▸ Task description
Copy out the records precisely, omitting pictures.

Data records
= = = = =

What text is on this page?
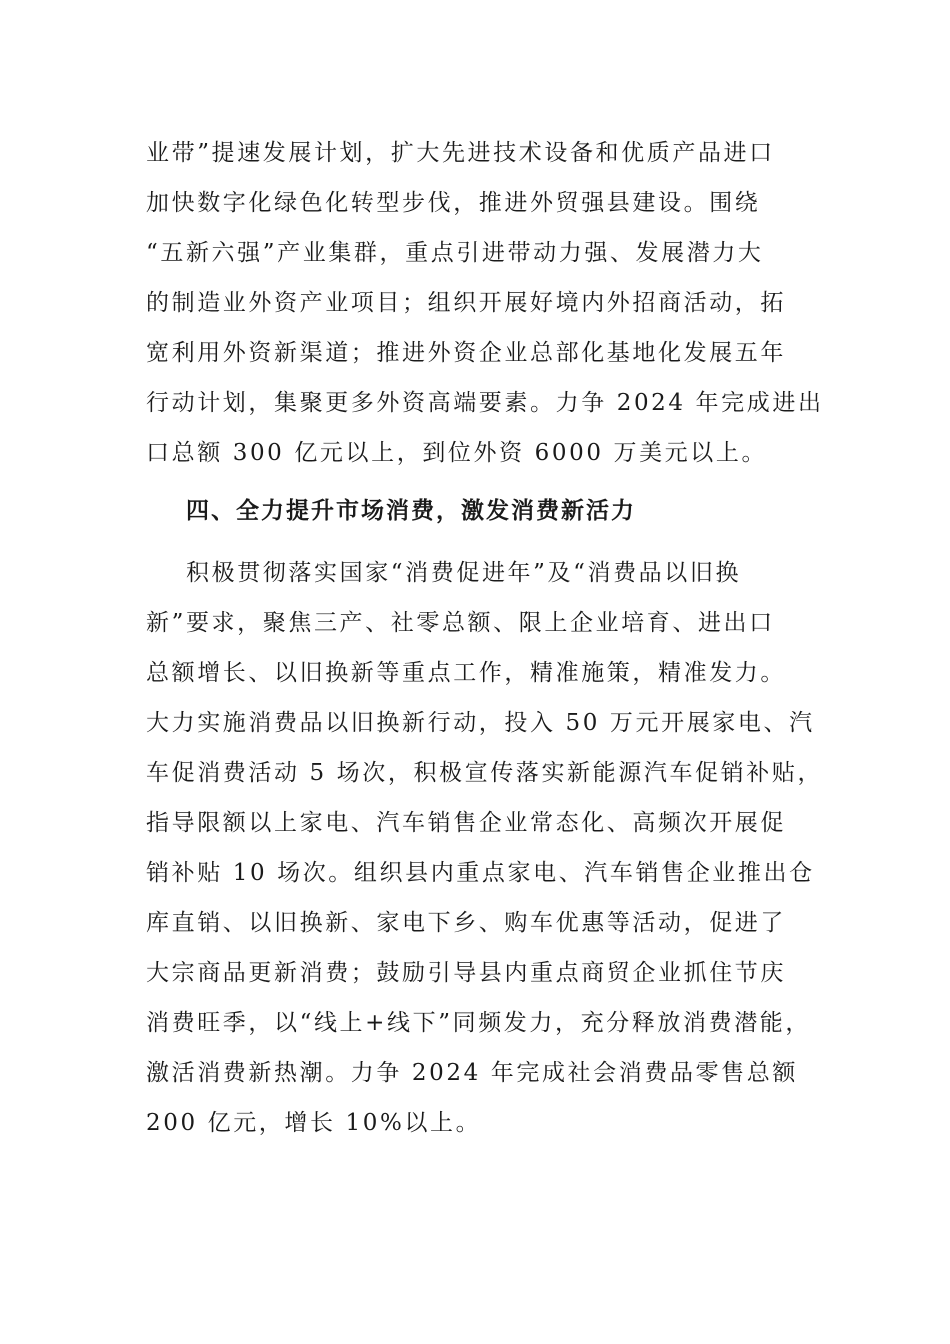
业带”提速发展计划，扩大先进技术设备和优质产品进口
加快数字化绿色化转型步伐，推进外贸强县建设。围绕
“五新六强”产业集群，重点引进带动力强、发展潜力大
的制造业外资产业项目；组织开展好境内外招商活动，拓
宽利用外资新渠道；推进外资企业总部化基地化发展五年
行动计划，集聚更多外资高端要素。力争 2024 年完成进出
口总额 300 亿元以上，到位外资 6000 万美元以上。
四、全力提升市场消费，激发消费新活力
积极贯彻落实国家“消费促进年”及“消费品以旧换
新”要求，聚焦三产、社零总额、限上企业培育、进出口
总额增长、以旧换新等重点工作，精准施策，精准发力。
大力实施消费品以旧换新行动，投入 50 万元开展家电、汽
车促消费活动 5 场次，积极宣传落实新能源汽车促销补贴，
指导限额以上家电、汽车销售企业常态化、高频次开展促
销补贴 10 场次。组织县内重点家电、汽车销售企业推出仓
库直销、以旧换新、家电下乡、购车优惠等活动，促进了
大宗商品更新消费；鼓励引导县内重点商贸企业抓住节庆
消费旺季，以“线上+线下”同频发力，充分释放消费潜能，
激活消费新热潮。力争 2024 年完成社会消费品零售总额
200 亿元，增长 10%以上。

= = = = =

▸ Reply to the exercise
What text is on this page?
业带”提速发展计划，扩大先进技术设备和优质产品进口
加快数字化绿色化转型步伐，推进外贸强县建设。围绕
“五新六强”产业集群，重点引进带动力强、发展潜力大
的制造业外资产业项目；组织开展好境内外招商活动，拓
宽利用外资新渠道；推进外资企业总部化基地化发展五年
行动计划，集聚更多外资高端要素。力争 2024 年完成进出
口总额 300 亿元以上，到位外资 6000 万美元以上。
四、全力提升市场消费，激发消费新活力
积极贯彻落实国家“消费促进年”及“消费品以旧换
新”要求，聚焦三产、社零总额、限上企业培育、进出口
总额增长、以旧换新等重点工作，精准施策，精准发力。
大力实施消费品以旧换新行动，投入 50 万元开展家电、汽
车促消费活动 5 场次，积极宣传落实新能源汽车促销补贴，
指导限额以上家电、汽车销售企业常态化、高频次开展促
销补贴 10 场次。组织县内重点家电、汽车销售企业推出仓
库直销、以旧换新、家电下乡、购车优惠等活动，促进了
大宗商品更新消费；鼓励引导县内重点商贸企业抓住节庆
消费旺季，以“线上+线下”同频发力，充分释放消费潜能，
激活消费新热潮。力争 2024 年完成社会消费品零售总额
200 亿元，增长 10%以上。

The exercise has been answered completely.